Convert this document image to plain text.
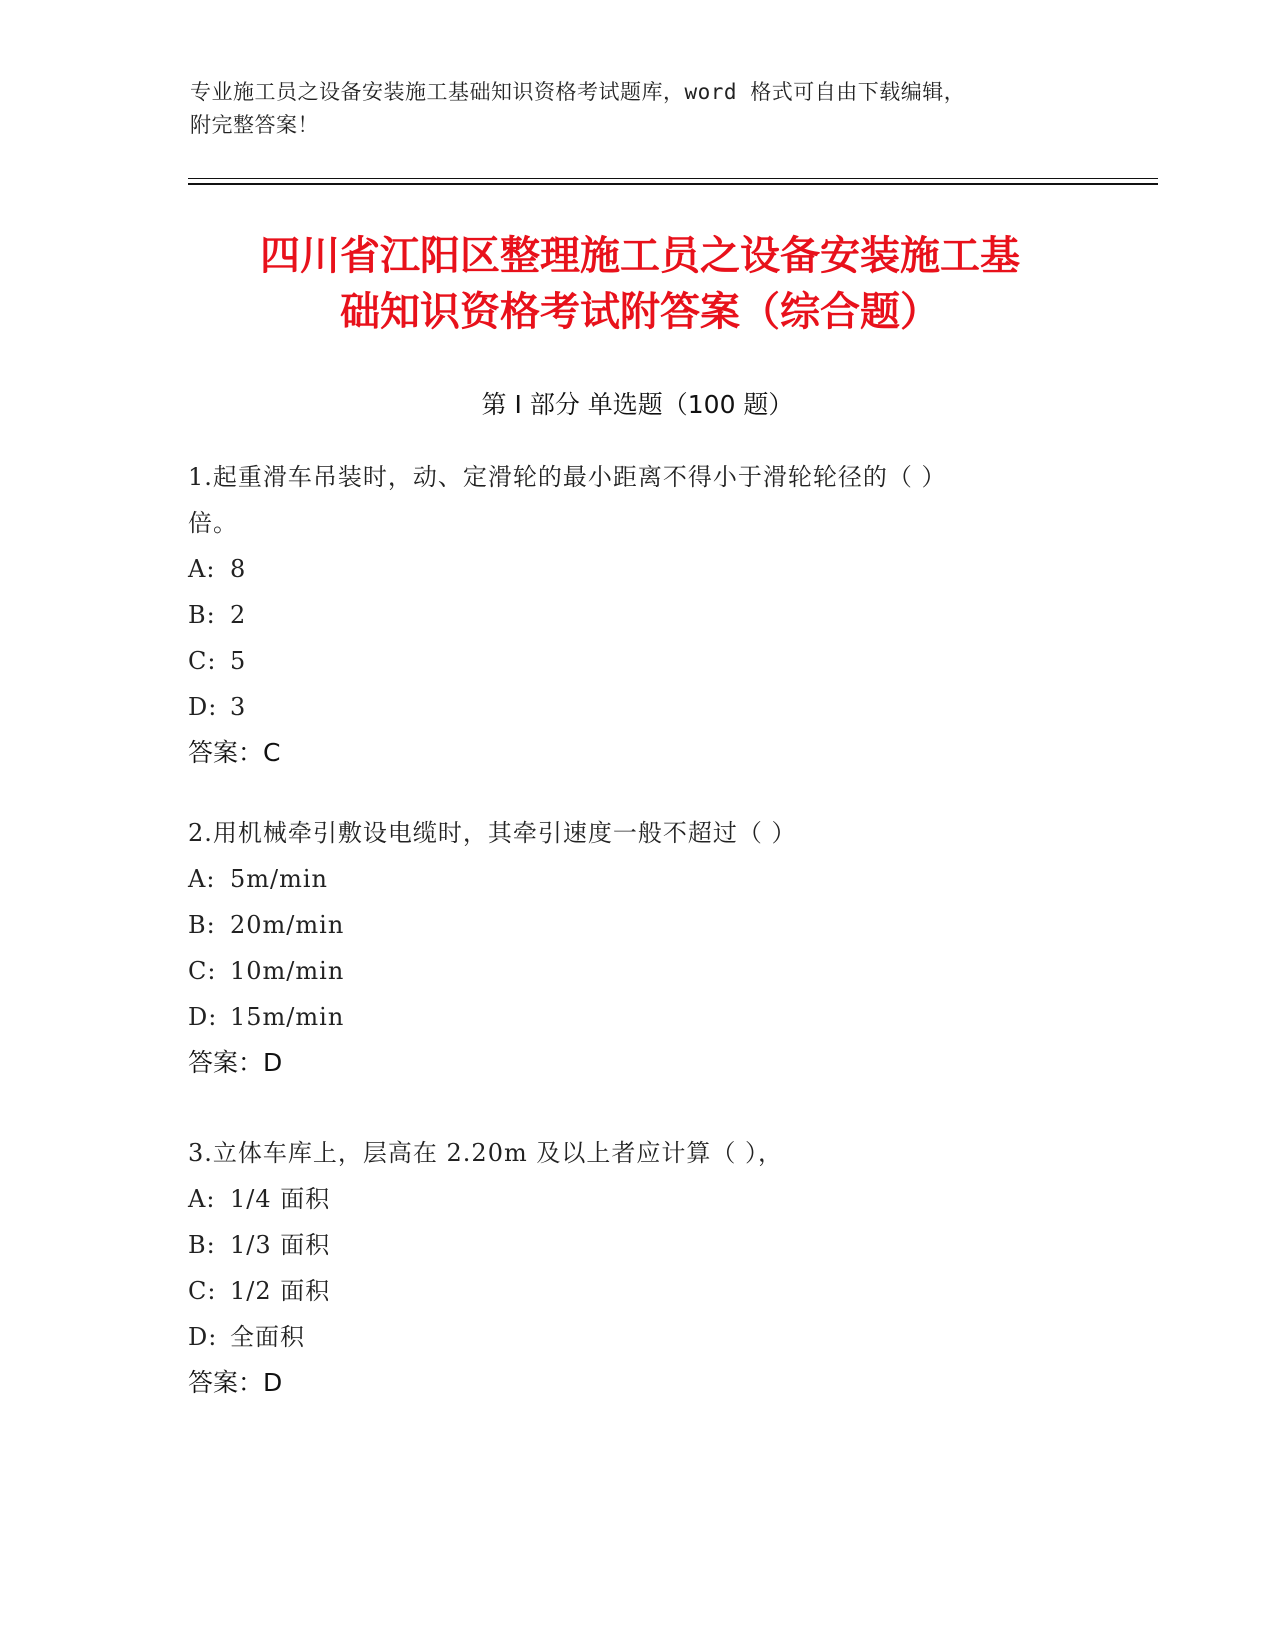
专业施工员之设备安装施工基础知识资格考试题库，word 格式可自由下载编辑，
附完整答案！
四川省江阳区整理施工员之设备安装施工基
础知识资格考试附答案（综合题）
第 I 部分 单选题（100 题）
1.起重滑车吊装时，动、定滑轮的最小距离不得小于滑轮轮径的（ ）
倍。
A: 8
B: 2
C: 5
D: 3
答案：C
2.用机械牵引敷设电缆时，其牵引速度一般不超过（ ）
A: 5m/min
B: 20m/min
C: 10m/min
D: 15m/min
答案：D
3.立体车库上，层高在 2.20m 及以上者应计算（ ），
A: 1/4 面积
B: 1/3 面积
C: 1/2 面积
D: 全面积
答案：D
· · · · · · ·
[Task brief]
Write the records above out again exactly, with no pictures in your copy.

[Problem solution]
Convert this document image to plain text.
专业施工员之设备安装施工基础知识资格考试题库，word 格式可自由下载编辑，
附完整答案！
四川省江阳区整理施工员之设备安装施工基
础知识资格考试附答案（综合题）
第 I 部分 单选题（100 题）
1.起重滑车吊装时，动、定滑轮的最小距离不得小于滑轮轮径的（ ）
倍。
A: 8
B: 2
C: 5
D: 3
答案：C
2.用机械牵引敷设电缆时，其牵引速度一般不超过（ ）
A: 5m/min
B: 20m/min
C: 10m/min
D: 15m/min
答案：D
3.立体车库上，层高在 2.20m 及以上者应计算（ ），
A: 1/4 面积
B: 1/3 面积
C: 1/2 面积
D: 全面积
答案：D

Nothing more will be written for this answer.